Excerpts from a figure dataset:
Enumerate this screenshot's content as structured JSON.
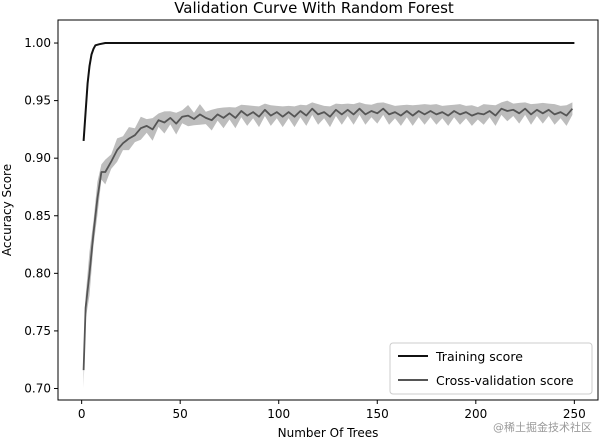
{
  "chart_data": {
    "type": "line",
    "title": "Validation Curve With Random Forest",
    "xlabel": "Number Of Trees",
    "ylabel": "Accuracy Score",
    "xlim": [
      -12,
      262
    ],
    "ylim": [
      0.69,
      1.02
    ],
    "xticks": [
      0,
      50,
      100,
      150,
      200,
      250
    ],
    "yticks": [
      0.7,
      0.75,
      0.8,
      0.85,
      0.9,
      0.95,
      1.0
    ],
    "legend_position": "lower-right",
    "series": [
      {
        "name": "Training score",
        "color": "#111111",
        "band": null,
        "points": [
          [
            1,
            0.915
          ],
          [
            2,
            0.94
          ],
          [
            3,
            0.965
          ],
          [
            4,
            0.98
          ],
          [
            5,
            0.99
          ],
          [
            6,
            0.995
          ],
          [
            7,
            0.998
          ],
          [
            9,
            0.999
          ],
          [
            12,
            1.0
          ],
          [
            20,
            1.0
          ],
          [
            50,
            1.0
          ],
          [
            100,
            1.0
          ],
          [
            150,
            1.0
          ],
          [
            200,
            1.0
          ],
          [
            250,
            1.0
          ]
        ]
      },
      {
        "name": "Cross-validation score",
        "color": "#555555",
        "band_color": "#bdbdbd",
        "points": [
          [
            1,
            0.716
          ],
          [
            2,
            0.77
          ],
          [
            4,
            0.8
          ],
          [
            6,
            0.835
          ],
          [
            8,
            0.865
          ],
          [
            10,
            0.888
          ],
          [
            12,
            0.888
          ],
          [
            15,
            0.897
          ],
          [
            18,
            0.907
          ],
          [
            21,
            0.913
          ],
          [
            24,
            0.917
          ],
          [
            27,
            0.92
          ],
          [
            30,
            0.926
          ],
          [
            33,
            0.928
          ],
          [
            36,
            0.925
          ],
          [
            39,
            0.933
          ],
          [
            42,
            0.931
          ],
          [
            45,
            0.935
          ],
          [
            48,
            0.93
          ],
          [
            51,
            0.936
          ],
          [
            54,
            0.937
          ],
          [
            57,
            0.934
          ],
          [
            60,
            0.938
          ],
          [
            63,
            0.935
          ],
          [
            66,
            0.933
          ],
          [
            69,
            0.938
          ],
          [
            72,
            0.935
          ],
          [
            75,
            0.939
          ],
          [
            78,
            0.935
          ],
          [
            81,
            0.941
          ],
          [
            84,
            0.937
          ],
          [
            87,
            0.94
          ],
          [
            90,
            0.936
          ],
          [
            93,
            0.942
          ],
          [
            96,
            0.937
          ],
          [
            99,
            0.94
          ],
          [
            102,
            0.936
          ],
          [
            105,
            0.94
          ],
          [
            108,
            0.936
          ],
          [
            111,
            0.941
          ],
          [
            114,
            0.937
          ],
          [
            117,
            0.943
          ],
          [
            120,
            0.938
          ],
          [
            123,
            0.94
          ],
          [
            126,
            0.936
          ],
          [
            129,
            0.942
          ],
          [
            132,
            0.938
          ],
          [
            135,
            0.942
          ],
          [
            138,
            0.938
          ],
          [
            141,
            0.943
          ],
          [
            144,
            0.938
          ],
          [
            147,
            0.941
          ],
          [
            150,
            0.939
          ],
          [
            153,
            0.943
          ],
          [
            156,
            0.938
          ],
          [
            159,
            0.94
          ],
          [
            162,
            0.937
          ],
          [
            165,
            0.941
          ],
          [
            168,
            0.937
          ],
          [
            171,
            0.941
          ],
          [
            174,
            0.938
          ],
          [
            177,
            0.941
          ],
          [
            180,
            0.938
          ],
          [
            183,
            0.94
          ],
          [
            186,
            0.937
          ],
          [
            189,
            0.941
          ],
          [
            192,
            0.938
          ],
          [
            195,
            0.94
          ],
          [
            198,
            0.937
          ],
          [
            201,
            0.939
          ],
          [
            204,
            0.938
          ],
          [
            207,
            0.941
          ],
          [
            210,
            0.937
          ],
          [
            213,
            0.943
          ],
          [
            216,
            0.941
          ],
          [
            219,
            0.942
          ],
          [
            222,
            0.939
          ],
          [
            225,
            0.943
          ],
          [
            228,
            0.938
          ],
          [
            231,
            0.942
          ],
          [
            234,
            0.939
          ],
          [
            237,
            0.942
          ],
          [
            240,
            0.938
          ],
          [
            243,
            0.94
          ],
          [
            246,
            0.937
          ],
          [
            249,
            0.943
          ]
        ],
        "band_halfwidth": [
          [
            1,
            0.016
          ],
          [
            5,
            0.02
          ],
          [
            10,
            0.011
          ],
          [
            20,
            0.01
          ],
          [
            30,
            0.01
          ],
          [
            60,
            0.009
          ],
          [
            100,
            0.009
          ],
          [
            150,
            0.009
          ],
          [
            200,
            0.009
          ],
          [
            250,
            0.009
          ]
        ]
      }
    ]
  },
  "watermark": "@稀土掘金技术社区"
}
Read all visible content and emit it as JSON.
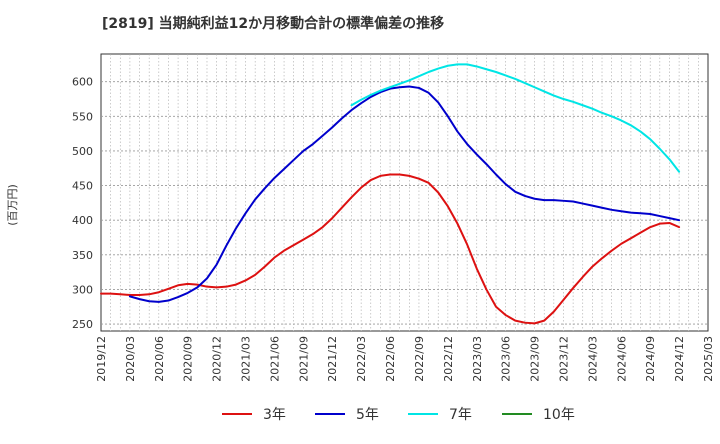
{
  "chart_data": {
    "type": "line",
    "title": "[2819]  当期純利益12か月移動合計の標準偏差の推移",
    "ylabel": "(百万円)",
    "xlabel": "",
    "ylim": [
      240,
      640
    ],
    "yticks": [
      250,
      300,
      350,
      400,
      450,
      500,
      550,
      600
    ],
    "xticks": [
      "2019/12",
      "2020/03",
      "2020/06",
      "2020/09",
      "2020/12",
      "2021/03",
      "2021/06",
      "2021/09",
      "2021/12",
      "2022/03",
      "2022/06",
      "2022/09",
      "2022/12",
      "2023/03",
      "2023/06",
      "2023/09",
      "2023/12",
      "2024/03",
      "2024/06",
      "2024/09",
      "2024/12",
      "2025/03"
    ],
    "grid": true,
    "legend_position": "bottom",
    "series": [
      {
        "name": "3年",
        "color": "#dd1111",
        "x": [
          "2019/12",
          "2020/01",
          "2020/02",
          "2020/03",
          "2020/04",
          "2020/05",
          "2020/06",
          "2020/07",
          "2020/08",
          "2020/09",
          "2020/10",
          "2020/11",
          "2020/12",
          "2021/01",
          "2021/02",
          "2021/03",
          "2021/04",
          "2021/05",
          "2021/06",
          "2021/07",
          "2021/08",
          "2021/09",
          "2021/10",
          "2021/11",
          "2021/12",
          "2022/01",
          "2022/02",
          "2022/03",
          "2022/04",
          "2022/05",
          "2022/06",
          "2022/07",
          "2022/08",
          "2022/09",
          "2022/10",
          "2022/11",
          "2022/12",
          "2023/01",
          "2023/02",
          "2023/03",
          "2023/04",
          "2023/05",
          "2023/06",
          "2023/07",
          "2023/08",
          "2023/09",
          "2023/10",
          "2023/11",
          "2023/12",
          "2024/01",
          "2024/02",
          "2024/03",
          "2024/04",
          "2024/05",
          "2024/06",
          "2024/07",
          "2024/08",
          "2024/09",
          "2024/10",
          "2024/11",
          "2024/12"
        ],
        "values": [
          294,
          294,
          293,
          292,
          292,
          293,
          296,
          301,
          306,
          308,
          307,
          304,
          303,
          304,
          307,
          313,
          321,
          333,
          346,
          356,
          364,
          372,
          380,
          390,
          403,
          418,
          433,
          447,
          458,
          464,
          466,
          466,
          464,
          460,
          454,
          440,
          420,
          395,
          365,
          330,
          300,
          275,
          263,
          255,
          252,
          251,
          255,
          268,
          285,
          302,
          318,
          333,
          345,
          356,
          366,
          374,
          382,
          390,
          395,
          396,
          390
        ]
      },
      {
        "name": "5年",
        "color": "#0000cc",
        "x": [
          "2020/03",
          "2020/04",
          "2020/05",
          "2020/06",
          "2020/07",
          "2020/08",
          "2020/09",
          "2020/10",
          "2020/11",
          "2020/12",
          "2021/01",
          "2021/02",
          "2021/03",
          "2021/04",
          "2021/05",
          "2021/06",
          "2021/07",
          "2021/08",
          "2021/09",
          "2021/10",
          "2021/11",
          "2021/12",
          "2022/01",
          "2022/02",
          "2022/03",
          "2022/04",
          "2022/05",
          "2022/06",
          "2022/07",
          "2022/08",
          "2022/09",
          "2022/10",
          "2022/11",
          "2022/12",
          "2023/01",
          "2023/02",
          "2023/03",
          "2023/04",
          "2023/05",
          "2023/06",
          "2023/07",
          "2023/08",
          "2023/09",
          "2023/10",
          "2023/11",
          "2023/12",
          "2024/01",
          "2024/02",
          "2024/03",
          "2024/04",
          "2024/05",
          "2024/06",
          "2024/07",
          "2024/08",
          "2024/09",
          "2024/10",
          "2024/11",
          "2024/12"
        ],
        "values": [
          290,
          286,
          283,
          282,
          284,
          289,
          295,
          303,
          316,
          336,
          363,
          388,
          410,
          430,
          446,
          461,
          474,
          487,
          500,
          510,
          522,
          534,
          547,
          559,
          569,
          578,
          585,
          590,
          592,
          593,
          591,
          584,
          570,
          550,
          528,
          510,
          495,
          481,
          466,
          452,
          441,
          435,
          431,
          429,
          429,
          428,
          427,
          424,
          421,
          418,
          415,
          413,
          411,
          410,
          409,
          406,
          403,
          400
        ]
      },
      {
        "name": "7年",
        "color": "#00e5e5",
        "x": [
          "2022/02",
          "2022/03",
          "2022/04",
          "2022/05",
          "2022/06",
          "2022/07",
          "2022/08",
          "2022/09",
          "2022/10",
          "2022/11",
          "2022/12",
          "2023/01",
          "2023/02",
          "2023/03",
          "2023/04",
          "2023/05",
          "2023/06",
          "2023/07",
          "2023/08",
          "2023/09",
          "2023/10",
          "2023/11",
          "2023/12",
          "2024/01",
          "2024/02",
          "2024/03",
          "2024/04",
          "2024/05",
          "2024/06",
          "2024/07",
          "2024/08",
          "2024/09",
          "2024/10",
          "2024/11",
          "2024/12"
        ],
        "values": [
          566,
          574,
          581,
          587,
          592,
          597,
          602,
          608,
          614,
          619,
          623,
          625,
          625,
          622,
          618,
          614,
          609,
          604,
          598,
          592,
          586,
          580,
          575,
          571,
          566,
          561,
          555,
          550,
          544,
          537,
          528,
          517,
          503,
          488,
          470
        ]
      },
      {
        "name": "10年",
        "color": "#228b22",
        "x": [],
        "values": []
      }
    ]
  }
}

**What the task requires**
How many of the lines above include the string "content"? Reply with the number by itself.

**Solved problem**
2